'''

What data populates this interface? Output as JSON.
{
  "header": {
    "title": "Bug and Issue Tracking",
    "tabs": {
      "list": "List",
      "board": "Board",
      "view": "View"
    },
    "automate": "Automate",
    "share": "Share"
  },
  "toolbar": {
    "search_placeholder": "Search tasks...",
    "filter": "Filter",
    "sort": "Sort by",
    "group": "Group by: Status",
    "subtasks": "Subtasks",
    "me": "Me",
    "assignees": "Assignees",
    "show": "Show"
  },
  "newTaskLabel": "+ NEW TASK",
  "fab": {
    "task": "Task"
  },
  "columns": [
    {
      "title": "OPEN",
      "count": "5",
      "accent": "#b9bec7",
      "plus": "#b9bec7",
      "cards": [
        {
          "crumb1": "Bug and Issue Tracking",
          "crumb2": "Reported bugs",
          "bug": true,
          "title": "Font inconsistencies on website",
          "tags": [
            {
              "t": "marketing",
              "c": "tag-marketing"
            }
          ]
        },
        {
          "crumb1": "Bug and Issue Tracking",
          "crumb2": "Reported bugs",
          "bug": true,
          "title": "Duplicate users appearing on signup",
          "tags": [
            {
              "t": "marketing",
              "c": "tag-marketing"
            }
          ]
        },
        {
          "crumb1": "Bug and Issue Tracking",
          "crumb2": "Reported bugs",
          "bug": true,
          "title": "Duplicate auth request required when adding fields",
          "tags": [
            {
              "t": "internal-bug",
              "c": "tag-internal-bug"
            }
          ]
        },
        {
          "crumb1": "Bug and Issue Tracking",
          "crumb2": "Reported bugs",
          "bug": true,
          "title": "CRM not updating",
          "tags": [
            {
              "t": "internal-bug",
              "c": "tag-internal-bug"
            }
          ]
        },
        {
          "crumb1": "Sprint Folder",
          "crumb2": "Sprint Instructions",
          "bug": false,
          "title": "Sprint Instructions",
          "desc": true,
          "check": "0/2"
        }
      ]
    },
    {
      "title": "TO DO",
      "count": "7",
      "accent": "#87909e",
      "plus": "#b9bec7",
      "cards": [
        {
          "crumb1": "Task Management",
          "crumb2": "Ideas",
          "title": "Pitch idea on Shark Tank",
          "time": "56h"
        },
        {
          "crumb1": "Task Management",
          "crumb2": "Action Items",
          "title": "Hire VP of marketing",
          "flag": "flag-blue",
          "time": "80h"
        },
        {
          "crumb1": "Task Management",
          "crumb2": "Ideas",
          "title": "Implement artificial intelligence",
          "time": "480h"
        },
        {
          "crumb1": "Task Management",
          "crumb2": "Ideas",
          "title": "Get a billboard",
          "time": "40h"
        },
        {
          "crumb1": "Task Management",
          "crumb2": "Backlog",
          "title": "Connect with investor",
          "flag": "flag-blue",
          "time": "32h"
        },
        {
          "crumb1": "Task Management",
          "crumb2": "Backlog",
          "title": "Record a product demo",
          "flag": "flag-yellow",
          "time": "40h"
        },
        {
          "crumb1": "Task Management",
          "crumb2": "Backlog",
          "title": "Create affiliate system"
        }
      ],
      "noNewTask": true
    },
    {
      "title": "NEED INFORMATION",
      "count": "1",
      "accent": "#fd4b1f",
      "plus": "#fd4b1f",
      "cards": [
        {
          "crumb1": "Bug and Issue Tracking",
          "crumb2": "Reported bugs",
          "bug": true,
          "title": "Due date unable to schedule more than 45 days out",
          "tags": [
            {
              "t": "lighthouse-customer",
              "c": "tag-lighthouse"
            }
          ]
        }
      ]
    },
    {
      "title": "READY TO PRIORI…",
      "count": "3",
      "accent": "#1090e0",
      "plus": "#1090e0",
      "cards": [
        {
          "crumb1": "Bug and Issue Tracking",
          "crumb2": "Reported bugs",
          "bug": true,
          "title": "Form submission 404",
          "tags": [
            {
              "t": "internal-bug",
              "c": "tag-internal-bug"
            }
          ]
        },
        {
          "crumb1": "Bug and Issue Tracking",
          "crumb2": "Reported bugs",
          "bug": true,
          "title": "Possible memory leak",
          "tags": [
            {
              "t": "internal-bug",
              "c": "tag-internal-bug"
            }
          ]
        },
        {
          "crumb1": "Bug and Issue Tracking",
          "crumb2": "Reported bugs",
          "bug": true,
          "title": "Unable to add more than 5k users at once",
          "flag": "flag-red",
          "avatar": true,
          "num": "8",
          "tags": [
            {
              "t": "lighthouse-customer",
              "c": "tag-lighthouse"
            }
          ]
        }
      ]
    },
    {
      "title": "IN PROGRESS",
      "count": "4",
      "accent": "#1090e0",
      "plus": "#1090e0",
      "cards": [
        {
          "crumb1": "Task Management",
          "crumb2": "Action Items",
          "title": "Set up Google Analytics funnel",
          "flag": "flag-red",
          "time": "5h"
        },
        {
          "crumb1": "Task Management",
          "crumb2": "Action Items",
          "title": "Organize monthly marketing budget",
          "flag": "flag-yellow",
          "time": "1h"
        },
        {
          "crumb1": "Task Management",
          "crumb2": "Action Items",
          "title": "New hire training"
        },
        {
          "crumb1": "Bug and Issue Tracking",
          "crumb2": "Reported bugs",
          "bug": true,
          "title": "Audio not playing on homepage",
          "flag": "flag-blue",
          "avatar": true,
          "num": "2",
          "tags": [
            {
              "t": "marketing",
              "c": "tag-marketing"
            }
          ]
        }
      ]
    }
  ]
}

'''

- [Set exercise]
Locate each line containing the string "count" and show it.

- [Full solution]
      "count": "5",
      "count": "7",
      "count": "1",
      "count": "3",
      "count": "4",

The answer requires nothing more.